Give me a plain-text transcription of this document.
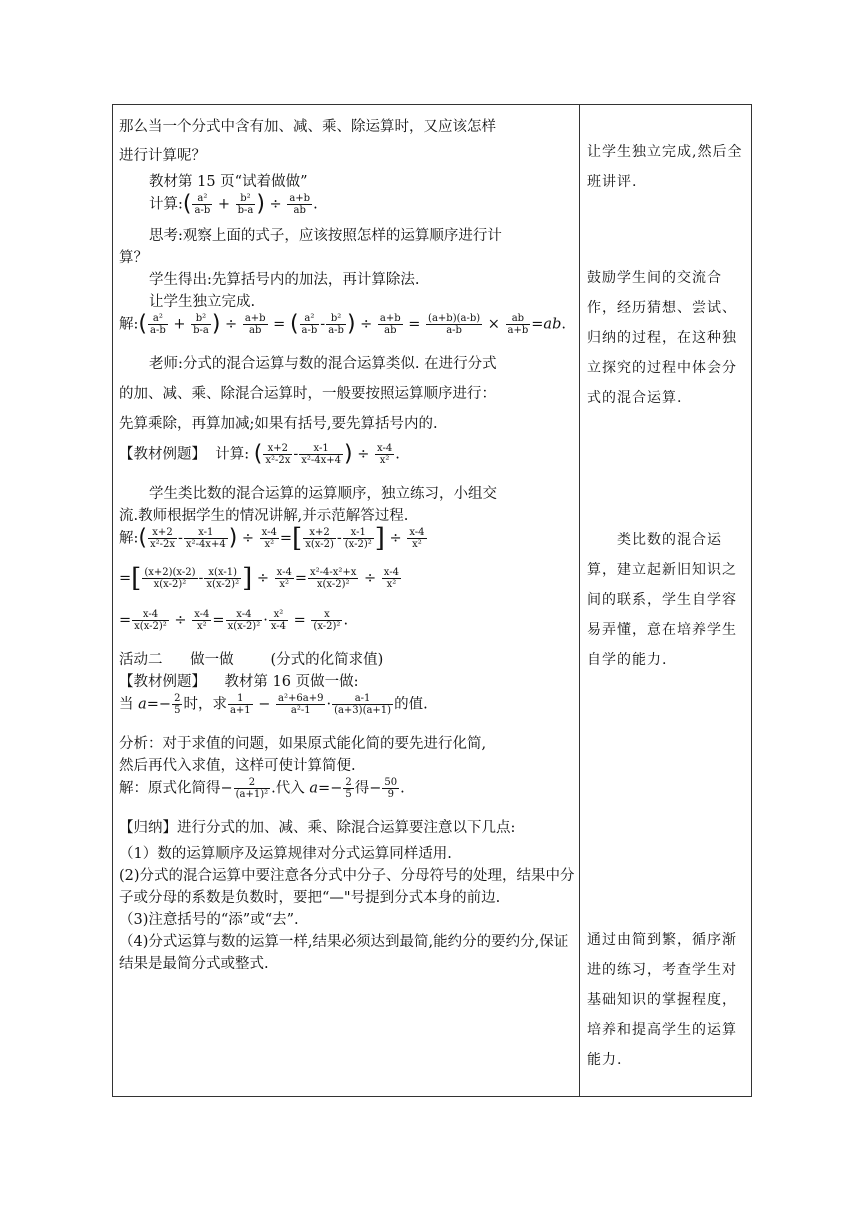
那么当一个分式中含有加、减、乘、除运算时，又应该怎样

进行计算呢？

教材第 15 页“试着做做”

计算:( $\frac{\text{a²}}{a-b} + \frac{\text{b²}}{b-a}$ ) ÷ $\frac{a+b}{ab}$ .

思考:观察上面的式子，应该按照怎样的运算顺序进行计

算？

学生得出:先算括号内的加法，再计算除法.

让学生独立完成.

解:( $\frac{\text{a²}}{a-b} + \frac{\text{b²}}{b-a}$ ) ÷ $\frac{a+b}{ab}$ = ( $\frac{\text{a²}}{a-b} - \frac{\text{b²}}{a-b}$ ) ÷ $\frac{a+b}{ab} = \frac{(a+b)(a-b)}{a-b} \times \frac{ab}{a+b} =ab$.

老师:分式的混合运算与数的混合运算类似. 在进行分式

的加、减、乘、除混合运算时，一般要按照运算顺序进行：

先算乘除，再算加减;如果有括号,要先算括号内的.

【教材例题】 计算: ( $\frac{x+2}{\text{x²-2x}} - \frac{x-1}{\text{x²-4x+4}}$ ) ÷ $\frac{x-4}{\text{x²}}$ .

学生类比数的混合运算的运算顺序，独立练习，小组交

流.教师根据学生的情况讲解,并示范解答过程.

解:( $\frac{x+2}{\text{x²-2x}} - \frac{x-1}{\text{x²-4x+4}}$ ) ÷ $\frac{x-4}{\text{x²}}$ =[ $\frac{x+2}{x(x-2)} - \frac{x-1}{\text{(x-2)²}}$ ] ÷ $\frac{x-4}{\text{x²}}$
=[ $\frac{(x+2)(x-2)}{\text{x(x-2)²}} - \frac{x(x-1)}{\text{x(x-2)²}}$ ] ÷ $\frac{x-4}{\text{x²}} = \frac{\text{x²-4-x²+x}}{\text{x(x-2)²}} \div \frac{x-4}{\text{x²}}$
= $\frac{x-4}{\text{x(x-2)²}} \div \frac{x-4}{\text{x²}} = \frac{x-4}{\text{x(x-2)²}} \cdot \frac{\text{x²}}{x-4} = \frac{x}{\text{(x-2)²}}$ .

活动二      做一做        (分式的化简求值)

【教材例题】 教材第 16 页做一做:

当 $a=- \frac{2}{5}$ 时，求 $\frac{1}{a+1} - \frac{\text{a²+6a+9}}{\text{a²-1}} \cdot \frac{a-1}{(a+3)(a+1)}$ 的值.

分析：对于求值的问题，如果原式能化简的要先进行化简,

然后再代入求值，这样可使计算简便.

解：原式化简得− $\frac{2}{\text{(a+1)²}}$ .代入 $a=- \frac{2}{5}$ 得− $\frac{50}{9}$ .

【归纳】进行分式的加、减、乘、除混合运算要注意以下几点:

（1）数的运算顺序及运算规律对分式运算同样适用.

(2)分式的混合运算中要注意各分式中分子、分母符号的处理，结果中分子或分母的系数是负数时，要把“—"号提到分式本身的前边.

（3)注意括号的“添”或“去”.

（4)分式运算与数的运算一样,结果必须达到最简,能约分的要约分,保证结果是最简分式或整式.

让学生独立完成,然后全班讲评.
鼓励学生间的交流合作，经历猜想、尝试、归纳的过程，在这种独立探究的过程中体会分式的混合运算.
类比数的混合运算，建立起新旧知识之间的联系，学生自学容易弄懂，意在培养学生自学的能力.
通过由简到繁，循序渐进的练习，考查学生对基础知识的掌握程度，培养和提高学生的运算能力.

--------

**PROBLEM REQUIREMENTS:**
Report how many lines in the records above contain the word "教材例题", giving only the number.

**WRITTEN RESPONSE:**
2